Exercise prompt :: Tell how many lines in these records contain the string "псалма", with only the number as the reply.

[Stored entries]
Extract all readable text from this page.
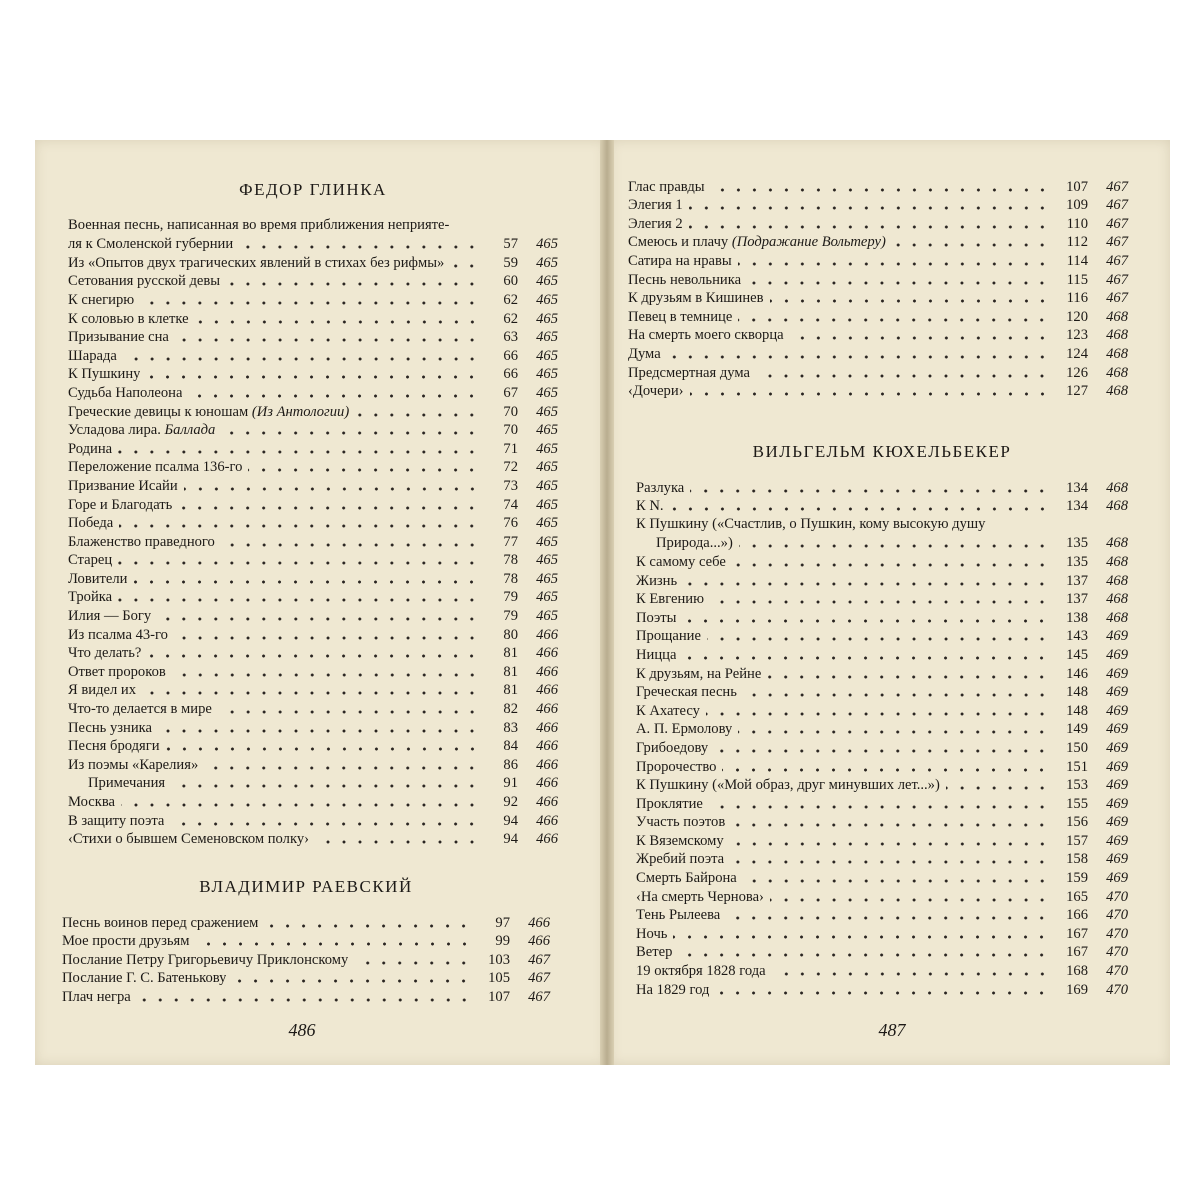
ФЕДОР ГЛИНКА
Военная песнь, написанная во время приближения неприяте-
ля к Смоленской губернии	57	465
Из «Опытов двух трагических явлений в стихах без рифмы»	59	465
Сетования русской девы	60	465
К снегирю	62	465
К соловью в клетке	62	465
Призывание сна	63	465
Шарада	66	465
К Пушкину	66	465
Судьба Наполеона	67	465
Греческие девицы к юношам (Из Антологии)	70	465
Усладова лира. Баллада	70	465
Родина	71	465
Переложение псалма 136-го	72	465
Призвание Исайи	73	465
Горе и Благодать	74	465
Победа	76	465
Блаженство праведного	77	465
Старец	78	465
Ловители	78	465
Тройка	79	465
Илия — Богу	79	465
Из псалма 43-го	80	466
Что делать?	81	466
Ответ пророков	81	466
Я видел их	81	466
Что-то делается в мире	82	466
Песнь узника	83	466
Песня бродяги	84	466
Из поэмы «Карелия»	86	466
Примечания	91	466
Москва	92	466
В защиту поэта	94	466
‹Стихи о бывшем Семеновском полку›	94	466
ВЛАДИМИР РАЕВСКИЙ
Песнь воинов перед сражением	97	466
Мое прости друзьям	99	466
Послание Петру Григорьевичу Приклонскому	103	467
Послание Г. С. Батенькову	105	467
Плач негра	107	467
486
Глас правды	107	467
Элегия 1	109	467
Элегия 2	110	467
Смеюсь и плачу (Подражание Вольтеру)	112	467
Сатира на нравы	114	467
Песнь невольника	115	467
К друзьям в Кишинев	116	467
Певец в темнице	120	468
На смерть моего скворца	123	468
Дума	124	468
Предсмертная дума	126	468
‹Дочери›	127	468
ВИЛЬГЕЛЬМ КЮХЕЛЬБЕКЕР
Разлука	134	468
К N.	134	468
К Пушкину («Счастлив, о Пушкин, кому высокую душу
Природа...»)	135	468
К самому себе	135	468
Жизнь	137	468
К Евгению	137	468
Поэты	138	468
Прощание	143	469
Ницца	145	469
К друзьям, на Рейне	146	469
Греческая песнь	148	469
К Ахатесу	148	469
А. П. Ермолову	149	469
Грибоедову	150	469
Пророчество	151	469
К Пушкину («Мой образ, друг минувших лет...»)	153	469
Проклятие	155	469
Участь поэтов	156	469
К Вяземскому	157	469
Жребий поэта	158	469
Смерть Байрона	159	469
‹На смерть Чернова›	165	470
Тень Рылеева	166	470
Ночь	167	470
Ветер	167	470
19 октября 1828 года	168	470
На 1829 год	169	470
487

Response to the task :: 2